What needs to be done:
Restate each line word for word. Leave out every picture.

Recorded information:
** Start **

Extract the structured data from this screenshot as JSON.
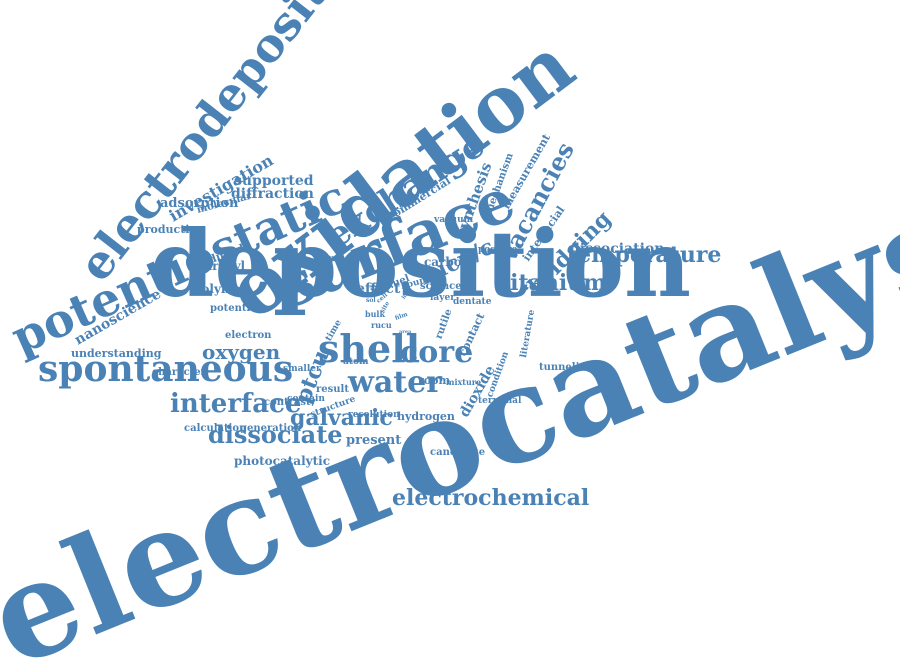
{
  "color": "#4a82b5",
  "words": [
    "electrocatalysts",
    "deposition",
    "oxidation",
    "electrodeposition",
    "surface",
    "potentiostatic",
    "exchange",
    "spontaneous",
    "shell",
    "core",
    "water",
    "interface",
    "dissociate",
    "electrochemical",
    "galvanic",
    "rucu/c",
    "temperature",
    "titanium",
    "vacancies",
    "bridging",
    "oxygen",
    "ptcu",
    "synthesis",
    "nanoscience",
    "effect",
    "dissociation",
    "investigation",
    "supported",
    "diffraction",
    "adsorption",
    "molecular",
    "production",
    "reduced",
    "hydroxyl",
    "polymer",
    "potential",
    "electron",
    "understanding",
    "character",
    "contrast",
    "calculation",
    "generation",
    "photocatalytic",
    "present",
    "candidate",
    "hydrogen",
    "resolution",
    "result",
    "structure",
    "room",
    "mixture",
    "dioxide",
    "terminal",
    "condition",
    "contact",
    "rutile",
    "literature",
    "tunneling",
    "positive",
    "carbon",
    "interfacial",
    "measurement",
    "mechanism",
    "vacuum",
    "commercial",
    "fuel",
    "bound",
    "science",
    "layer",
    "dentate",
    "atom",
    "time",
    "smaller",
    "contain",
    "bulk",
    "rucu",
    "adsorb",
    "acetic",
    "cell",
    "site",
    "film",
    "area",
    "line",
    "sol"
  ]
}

** End **

Exercise output:
Extract the structured data from this screenshot as JSON.
{
  "color": "#4a82b5",
  "words": [
    "electrocatalysts",
    "deposition",
    "oxidation",
    "electrodeposition",
    "surface",
    "potentiostatic",
    "exchange",
    "spontaneous",
    "shell",
    "core",
    "water",
    "interface",
    "dissociate",
    "electrochemical",
    "galvanic",
    "rucu/c",
    "temperature",
    "titanium",
    "vacancies",
    "bridging",
    "oxygen",
    "ptcu",
    "synthesis",
    "nanoscience",
    "effect",
    "dissociation",
    "investigation",
    "supported",
    "diffraction",
    "adsorption",
    "molecular",
    "production",
    "reduced",
    "hydroxyl",
    "polymer",
    "potential",
    "electron",
    "understanding",
    "character",
    "contrast",
    "calculation",
    "generation",
    "photocatalytic",
    "present",
    "candidate",
    "hydrogen",
    "resolution",
    "result",
    "structure",
    "room",
    "mixture",
    "dioxide",
    "terminal",
    "condition",
    "contact",
    "rutile",
    "literature",
    "tunneling",
    "positive",
    "carbon",
    "interfacial",
    "measurement",
    "mechanism",
    "vacuum",
    "commercial",
    "fuel",
    "bound",
    "science",
    "layer",
    "dentate",
    "atom",
    "time",
    "smaller",
    "contain",
    "bulk",
    "rucu",
    "adsorb",
    "acetic",
    "cell",
    "site",
    "film",
    "area",
    "line",
    "sol"
  ]
}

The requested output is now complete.